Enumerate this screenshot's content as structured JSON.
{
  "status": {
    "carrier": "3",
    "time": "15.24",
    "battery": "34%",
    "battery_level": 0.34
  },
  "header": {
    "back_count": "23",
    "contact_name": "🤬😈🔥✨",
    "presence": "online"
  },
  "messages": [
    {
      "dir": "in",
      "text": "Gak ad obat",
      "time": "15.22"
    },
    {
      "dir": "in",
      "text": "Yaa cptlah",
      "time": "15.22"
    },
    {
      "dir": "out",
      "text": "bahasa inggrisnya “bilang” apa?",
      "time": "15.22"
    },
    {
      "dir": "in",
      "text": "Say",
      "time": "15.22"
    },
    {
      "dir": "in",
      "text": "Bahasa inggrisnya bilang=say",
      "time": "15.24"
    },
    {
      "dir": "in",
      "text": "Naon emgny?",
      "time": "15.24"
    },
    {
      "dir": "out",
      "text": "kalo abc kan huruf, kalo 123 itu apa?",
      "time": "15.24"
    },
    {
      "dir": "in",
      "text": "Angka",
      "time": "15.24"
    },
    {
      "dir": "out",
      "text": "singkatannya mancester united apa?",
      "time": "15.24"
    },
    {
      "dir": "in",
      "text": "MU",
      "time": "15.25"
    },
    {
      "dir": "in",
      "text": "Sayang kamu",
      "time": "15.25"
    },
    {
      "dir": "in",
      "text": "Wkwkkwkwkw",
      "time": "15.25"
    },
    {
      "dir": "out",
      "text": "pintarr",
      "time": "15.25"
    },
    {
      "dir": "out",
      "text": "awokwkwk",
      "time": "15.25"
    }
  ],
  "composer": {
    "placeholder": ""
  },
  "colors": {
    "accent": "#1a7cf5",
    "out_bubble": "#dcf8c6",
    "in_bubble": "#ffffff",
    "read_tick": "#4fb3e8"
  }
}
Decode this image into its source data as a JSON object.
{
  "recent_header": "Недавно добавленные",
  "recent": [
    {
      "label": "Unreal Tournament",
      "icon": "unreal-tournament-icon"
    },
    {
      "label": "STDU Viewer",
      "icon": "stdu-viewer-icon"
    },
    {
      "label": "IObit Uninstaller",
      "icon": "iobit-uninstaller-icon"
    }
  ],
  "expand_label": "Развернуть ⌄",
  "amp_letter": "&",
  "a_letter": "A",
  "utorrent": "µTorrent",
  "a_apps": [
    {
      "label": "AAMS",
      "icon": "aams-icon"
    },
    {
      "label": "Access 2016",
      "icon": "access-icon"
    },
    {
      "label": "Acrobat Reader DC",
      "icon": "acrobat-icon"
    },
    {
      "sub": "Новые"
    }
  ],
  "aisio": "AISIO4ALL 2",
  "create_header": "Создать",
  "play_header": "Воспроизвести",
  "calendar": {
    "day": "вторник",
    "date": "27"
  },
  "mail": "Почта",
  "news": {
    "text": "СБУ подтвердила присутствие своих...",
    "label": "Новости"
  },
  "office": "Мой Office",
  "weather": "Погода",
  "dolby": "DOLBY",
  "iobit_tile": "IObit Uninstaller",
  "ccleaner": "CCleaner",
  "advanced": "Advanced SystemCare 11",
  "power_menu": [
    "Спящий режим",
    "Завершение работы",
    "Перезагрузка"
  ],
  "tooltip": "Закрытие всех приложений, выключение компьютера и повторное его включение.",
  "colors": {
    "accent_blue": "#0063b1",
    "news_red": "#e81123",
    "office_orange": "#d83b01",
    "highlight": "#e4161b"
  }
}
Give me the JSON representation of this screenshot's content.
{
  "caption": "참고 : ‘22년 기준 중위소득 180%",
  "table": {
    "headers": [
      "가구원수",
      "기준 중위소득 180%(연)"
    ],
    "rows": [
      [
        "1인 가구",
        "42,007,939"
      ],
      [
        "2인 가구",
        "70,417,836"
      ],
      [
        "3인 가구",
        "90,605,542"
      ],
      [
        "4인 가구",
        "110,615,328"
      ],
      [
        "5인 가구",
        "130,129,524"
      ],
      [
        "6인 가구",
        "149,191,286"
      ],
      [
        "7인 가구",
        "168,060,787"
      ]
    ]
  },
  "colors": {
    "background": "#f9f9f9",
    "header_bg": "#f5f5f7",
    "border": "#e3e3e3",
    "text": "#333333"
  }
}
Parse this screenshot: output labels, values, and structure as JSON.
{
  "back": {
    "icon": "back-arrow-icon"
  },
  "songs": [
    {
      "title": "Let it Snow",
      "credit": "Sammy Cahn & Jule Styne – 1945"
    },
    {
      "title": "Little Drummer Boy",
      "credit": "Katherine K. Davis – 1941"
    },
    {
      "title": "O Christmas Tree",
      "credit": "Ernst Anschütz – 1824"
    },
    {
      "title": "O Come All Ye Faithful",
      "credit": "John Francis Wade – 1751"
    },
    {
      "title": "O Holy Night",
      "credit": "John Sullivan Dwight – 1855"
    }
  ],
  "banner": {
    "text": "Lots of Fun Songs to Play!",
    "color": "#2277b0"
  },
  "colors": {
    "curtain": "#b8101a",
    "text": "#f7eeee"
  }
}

+---+

Go through the listing above and return every line where the word "credit" occurs.

## EXPECTED ANSWER
      "credit": "Sammy Cahn & Jule Styne – 1945"
      "credit": "Katherine K. Davis – 1941"
      "credit": "Ernst Anschütz – 1824"
      "credit": "John Francis Wade – 1751"
      "credit": "John Sullivan Dwight – 1855"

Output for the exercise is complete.